**EXERCISE BRIEF:** Check every line of the entries for "JSON", and copy the lines that hold it.

**Dataset items:**
------------------------

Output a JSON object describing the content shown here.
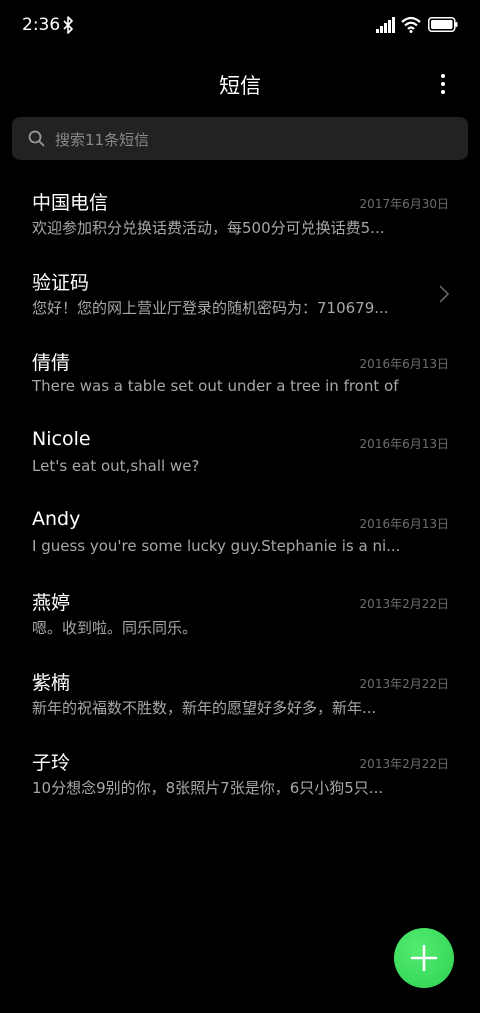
{
  "status_bar": {
    "time": "2:36",
    "icons": [
      "bluetooth-icon",
      "signal-icon",
      "wifi-icon",
      "battery-icon"
    ]
  },
  "header": {
    "title": "短信",
    "more_icon": "more-vertical-icon"
  },
  "search": {
    "placeholder": "搜索11条短信",
    "icon": "search-icon"
  },
  "conversations": [
    {
      "name": "中国电信",
      "date": "2017年6月30日",
      "preview": "欢迎参加积分兑换话费活动，每500分可兑换话费5..."
    },
    {
      "name": "验证码",
      "date": "",
      "preview": "您好！您的网上营业厅登录的随机密码为：710679..."
    },
    {
      "name": "倩倩",
      "date": "2016年6月13日",
      "preview": "There was a table set out under a tree in front of ..."
    },
    {
      "name": "Nicole",
      "date": "2016年6月13日",
      "preview": "Let's eat out,shall we?"
    },
    {
      "name": "Andy",
      "date": "2016年6月13日",
      "preview": "I guess you're some lucky guy.Stephanie is a ni..."
    },
    {
      "name": "燕婷",
      "date": "2013年2月22日",
      "preview": "嗯。收到啦。同乐同乐。"
    },
    {
      "name": "紫楠",
      "date": "2013年2月22日",
      "preview": "新年的祝福数不胜数，新年的愿望好多好多，新年..."
    },
    {
      "name": "子玲",
      "date": "2013年2月22日",
      "preview": "10分想念9别的你，8张照片7张是你，6只小狗5只..."
    }
  ],
  "fab": {
    "icon": "plus-icon",
    "color": "#3ddc5f"
  },
  "colors": {
    "background": "#000000",
    "search_background": "#222222",
    "accent": "#3ddc5f"
  }
}
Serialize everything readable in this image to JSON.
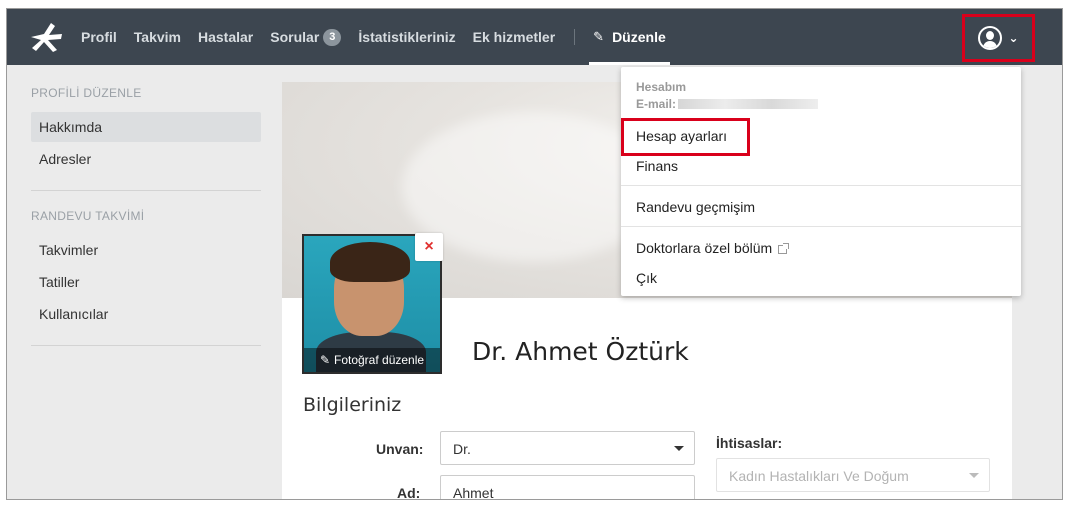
{
  "nav": {
    "items": [
      {
        "label": "Profil"
      },
      {
        "label": "Takvim"
      },
      {
        "label": "Hastalar"
      },
      {
        "label": "Sorular",
        "badge": "3"
      },
      {
        "label": "İstatistikleriniz"
      },
      {
        "label": "Ek hizmetler"
      }
    ],
    "edit_label": "Düzenle"
  },
  "sidebar": {
    "profile_heading": "PROFİLİ DÜZENLE",
    "profile_items": [
      "Hakkımda",
      "Adresler"
    ],
    "calendar_heading": "RANDEVU TAKVİMİ",
    "calendar_items": [
      "Takvimler",
      "Tatiller",
      "Kullanıcılar"
    ]
  },
  "profile": {
    "photo_edit_label": "Fotoğraf düzenle",
    "remove_icon": "×",
    "name": "Dr. Ahmet Öztürk",
    "section_title": "Bilgileriniz"
  },
  "form": {
    "title_label": "Unvan:",
    "title_value": "Dr.",
    "first_name_label": "Ad:",
    "first_name_value": "Ahmet",
    "specialty_label": "İhtisaslar:",
    "specialty_placeholder": "Kadın Hastalıkları Ve Doğum"
  },
  "account_menu": {
    "heading": "Hesabım",
    "email_label": "E-mail:",
    "items": [
      "Hesap ayarları",
      "Finans",
      "Randevu geçmişim",
      "Doktorlara özel bölüm",
      "Çık"
    ]
  },
  "colors": {
    "topbar": "#3d4650",
    "highlight": "#d9001b",
    "remove": "#e0302f"
  }
}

------------------------

**ANSWER BELOW:**
Output a JSON object describing the content shown here.
Serialize everything readable in this image to JSON.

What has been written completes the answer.